— START OF PROVIDED INFORMATION —

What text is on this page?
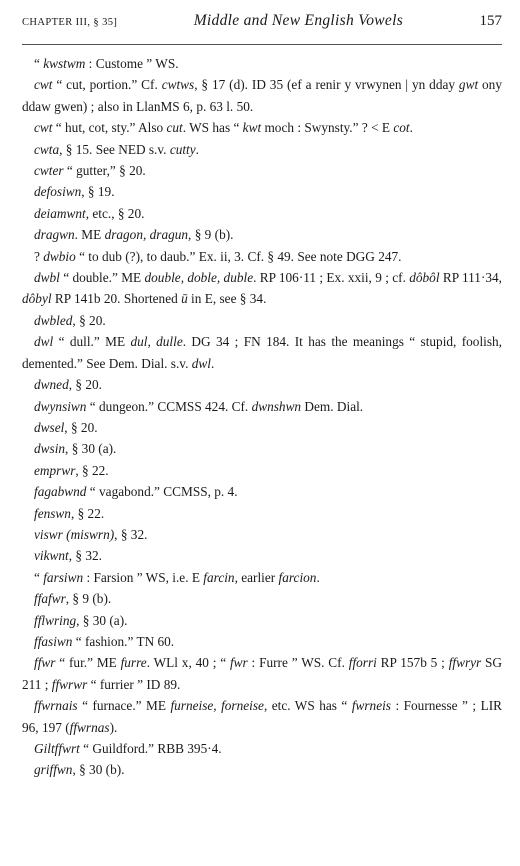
CHAPTER III, § 35]	Middle and New English Vowels	157

“ kwstwm : Custome ” WS.

cwt “ cut, portion.” Cf. cwtws, § 17 (d). ID 35 (ef a renir y vrwynen | yn dday gwt ony ddaw gwen) ; also in LlanMS 6, p. 63 l. 50.

cwt “ hut, cot, sty.” Also cut. WS has “ kwt moch : Swynsty.” ? < E cot.

cwta, § 15. See NED s.v. cutty.

cwter “ gutter,” § 20.

defosiwn, § 19.

deiamwnt, etc., § 20.

dragwn. ME dragon, dragun, § 9 (b).

? dwbio “ to dub (?), to daub.” Ex. ii, 3. Cf. § 49. See note DGG 247.

dwbl “ double.” ME double, doble, duble. RP 106·11 ; Ex. xxii, 9 ; cf. dôbôl RP 111·34, dôbyl RP 141b 20. Shortened ū in E, see § 34.

dwbled, § 20.

dwl “ dull.” ME dul, dulle. DG 34 ; FN 184. It has the meanings “ stupid, foolish, demented.” See Dem. Dial. s.v. dwl.

dwned, § 20.

dwynsiwn “ dungeon.” CCMSS 424. Cf. dwnshwn Dem. Dial.

dwsel, § 20.

dwsin, § 30 (a).

emprwr, § 22.

fagabwnd “ vagabond.” CCMSS, p. 4.

fenswn, § 22.

viswr (miswrn), § 32.

vikwnt, § 32.

“ farsiwn : Farsion ” WS, i.e. E farcin, earlier farcion.

ffafwr, § 9 (b).

fflwring, § 30 (a).

ffasiwn “ fashion.” TN 60.

ffwr “ fur.” ME furre. WLl x, 40 ; “ fwr : Furre ” WS. Cf. fforri RP 157b 5 ; ffwryr SG 211 ; ffwrwr “ furrier ” ID 89.

ffwrnais “ furnace.” ME furneise, forneise, etc. WS has “ fwrneis : Fournesse ” ; LIR 96, 197 (ffwrnas).

Giltffwrt “ Guildford.” RBB 395·4.

griffwn, § 30 (b).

— END OF PROVIDED INFORMATION —

WHAT IS BEING ASKED:
Write out the entries above word for word. Do not include the pictures.

PROBLEM SOLUTION:
What text is on this page?
CHAPTER III, § 35]	Middle and New English Vowels	157

“ kwstwm : Custome ” WS.

cwt “ cut, portion.” Cf. cwtws, § 17 (d). ID 35 (ef a renir y vrwynen | yn dday gwt ony ddaw gwen) ; also in LlanMS 6, p. 63 l. 50.

cwt “ hut, cot, sty.” Also cut. WS has “ kwt moch : Swynsty.” ? < E cot.

cwta, § 15. See NED s.v. cutty.

cwter “ gutter,” § 20.

defosiwn, § 19.

deiamwnt, etc., § 20.

dragwn. ME dragon, dragun, § 9 (b).

? dwbio “ to dub (?), to daub.” Ex. ii, 3. Cf. § 49. See note DGG 247.

dwbl “ double.” ME double, doble, duble. RP 106·11 ; Ex. xxii, 9 ; cf. dôbôl RP 111·34, dôbyl RP 141b 20. Shortened ū in E, see § 34.

dwbled, § 20.

dwl “ dull.” ME dul, dulle. DG 34 ; FN 184. It has the meanings “ stupid, foolish, demented.” See Dem. Dial. s.v. dwl.

dwned, § 20.

dwynsiwn “ dungeon.” CCMSS 424. Cf. dwnshwn Dem. Dial.

dwsel, § 20.

dwsin, § 30 (a).

emprwr, § 22.

fagabwnd “ vagabond.” CCMSS, p. 4.

fenswn, § 22.

viswr (miswrn), § 32.

vikwnt, § 32.

“ farsiwn : Farsion ” WS, i.e. E farcin, earlier farcion.

ffafwr, § 9 (b).

fflwring, § 30 (a).

ffasiwn “ fashion.” TN 60.

ffwr “ fur.” ME furre. WLl x, 40 ; “ fwr : Furre ” WS. Cf. fforri RP 157b 5 ; ffwryr SG 211 ; ffwrwr “ furrier ” ID 89.

ffwrnais “ furnace.” ME furneise, forneise, etc. WS has “ fwrneis : Fournesse ” ; LIR 96, 197 (ffwrnas).

Giltffwrt “ Guildford.” RBB 395·4.

griffwn, § 30 (b).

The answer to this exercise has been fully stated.